§ **What to work on**
Print the part of the Wyrd product description below word for word, starting with "Improves Sound, Color" and going on through "USB Audio Standards.".

§ **Document extract**
########################################

The Cure for Noise and Glitches
Have you ever heard strange noises from your USB DAC? Or have you had it “drop out” after the computer goes to sleep? Or does your computer have trouble recognizing your DAC at all? It could be due to noisy USB power, or USB port power management. Wyrd has you covered—Wyrd is the only USB decrapifier that includes a linear power supply (not a noisy switcher) and precision 2.5uV LM723 regulators with discrete pass elements for up to 200,000x less noise than what comes out of your USB port, up to 500mA—the full USB 2.0 spec.
Improves Sound, Color Printing, Data Stability
Yes. Some listeners say Wyrd improves the sound of their system. We won't make any such claim to sonic nirvana—sorry, creating expectation bias and neuro-lingustic programming ain't something that we do. Sonic improvements are for you to decide. The rest of it—color printing and data stability—that’s like saying charging your iPhone off Wyrd makes the battery last longer. Have fun with that one.
Works With Any USB DAC
Wyrd isn’t limited to working with Schiit products. You can use it with any USB DAC—2.0, 1.0, 32/384, DSD1024, whatever—it doesn’t care. All it’s doing is cleaning up the USB connection, and it supports all USB Audio Standards.

########################################

§ **Record extracts**
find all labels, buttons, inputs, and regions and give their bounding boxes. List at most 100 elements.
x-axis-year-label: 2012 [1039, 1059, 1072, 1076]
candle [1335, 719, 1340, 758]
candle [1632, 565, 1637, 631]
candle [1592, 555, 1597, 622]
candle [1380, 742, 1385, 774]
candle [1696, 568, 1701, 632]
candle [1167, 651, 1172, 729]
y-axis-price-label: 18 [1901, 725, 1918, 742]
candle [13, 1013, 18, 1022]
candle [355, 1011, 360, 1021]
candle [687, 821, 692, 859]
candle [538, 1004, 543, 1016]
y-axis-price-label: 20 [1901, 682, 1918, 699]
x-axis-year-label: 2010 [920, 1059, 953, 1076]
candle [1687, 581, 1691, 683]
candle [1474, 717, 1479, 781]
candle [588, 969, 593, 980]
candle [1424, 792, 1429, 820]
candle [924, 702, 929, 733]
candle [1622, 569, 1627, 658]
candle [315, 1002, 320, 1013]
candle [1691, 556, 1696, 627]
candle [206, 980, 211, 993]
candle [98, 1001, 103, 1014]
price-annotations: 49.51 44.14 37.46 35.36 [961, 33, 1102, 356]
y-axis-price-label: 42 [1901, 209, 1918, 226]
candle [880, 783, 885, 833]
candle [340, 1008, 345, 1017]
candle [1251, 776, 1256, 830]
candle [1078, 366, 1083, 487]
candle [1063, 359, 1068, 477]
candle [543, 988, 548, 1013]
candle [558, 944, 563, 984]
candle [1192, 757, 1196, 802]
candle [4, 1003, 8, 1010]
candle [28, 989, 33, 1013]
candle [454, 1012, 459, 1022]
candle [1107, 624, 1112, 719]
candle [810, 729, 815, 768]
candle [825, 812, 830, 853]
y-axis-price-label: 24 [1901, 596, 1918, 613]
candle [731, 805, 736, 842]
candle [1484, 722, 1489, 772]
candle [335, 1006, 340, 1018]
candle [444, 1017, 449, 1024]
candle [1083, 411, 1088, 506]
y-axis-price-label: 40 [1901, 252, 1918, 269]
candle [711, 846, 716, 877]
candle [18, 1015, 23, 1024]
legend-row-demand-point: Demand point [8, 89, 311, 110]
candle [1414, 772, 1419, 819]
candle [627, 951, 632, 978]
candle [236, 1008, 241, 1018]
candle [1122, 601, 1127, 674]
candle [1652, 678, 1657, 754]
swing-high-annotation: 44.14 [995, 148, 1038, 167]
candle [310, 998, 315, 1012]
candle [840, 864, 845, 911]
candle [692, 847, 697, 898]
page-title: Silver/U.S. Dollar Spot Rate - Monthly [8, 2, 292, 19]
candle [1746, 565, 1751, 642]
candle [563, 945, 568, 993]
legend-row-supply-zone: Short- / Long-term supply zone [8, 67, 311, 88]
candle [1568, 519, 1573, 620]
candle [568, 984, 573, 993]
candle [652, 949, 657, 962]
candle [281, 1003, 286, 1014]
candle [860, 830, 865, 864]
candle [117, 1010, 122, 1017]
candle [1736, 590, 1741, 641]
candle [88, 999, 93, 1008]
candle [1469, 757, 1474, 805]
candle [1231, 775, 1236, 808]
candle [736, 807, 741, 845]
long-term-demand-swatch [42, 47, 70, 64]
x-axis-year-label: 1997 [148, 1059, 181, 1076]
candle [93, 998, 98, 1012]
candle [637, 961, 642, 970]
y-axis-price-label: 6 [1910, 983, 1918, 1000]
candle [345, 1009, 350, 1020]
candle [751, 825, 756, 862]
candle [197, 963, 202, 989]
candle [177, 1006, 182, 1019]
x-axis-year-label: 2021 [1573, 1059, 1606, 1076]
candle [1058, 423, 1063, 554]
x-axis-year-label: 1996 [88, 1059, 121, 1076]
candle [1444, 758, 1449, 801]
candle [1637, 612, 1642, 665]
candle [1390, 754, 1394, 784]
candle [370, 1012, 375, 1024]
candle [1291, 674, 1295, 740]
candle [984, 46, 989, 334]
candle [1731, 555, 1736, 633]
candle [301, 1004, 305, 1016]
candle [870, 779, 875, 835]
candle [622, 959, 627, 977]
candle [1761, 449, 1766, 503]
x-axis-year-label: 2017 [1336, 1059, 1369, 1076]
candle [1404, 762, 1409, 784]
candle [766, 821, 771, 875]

########################################

§ **Complete output**
Improves Sound, Color Printing, Data Stability
Yes. Some listeners say Wyrd improves the sound of their system. We won't make any such claim to sonic nirvana—sorry, creating expectation bias and neuro-lingustic programming ain't something that we do. Sonic improvements are for you to decide. The rest of it—color printing and data stability—that’s like saying charging your iPhone off Wyrd makes the battery last longer. Have fun with that one.
Works With Any USB DAC
Wyrd isn’t limited to working with Schiit products. You can use it with any USB DAC—2.0, 1.0, 32/384, DSD1024, whatever—it doesn’t care. All it’s doing is cleaning up the USB connection, and it supports all USB Audio Standards.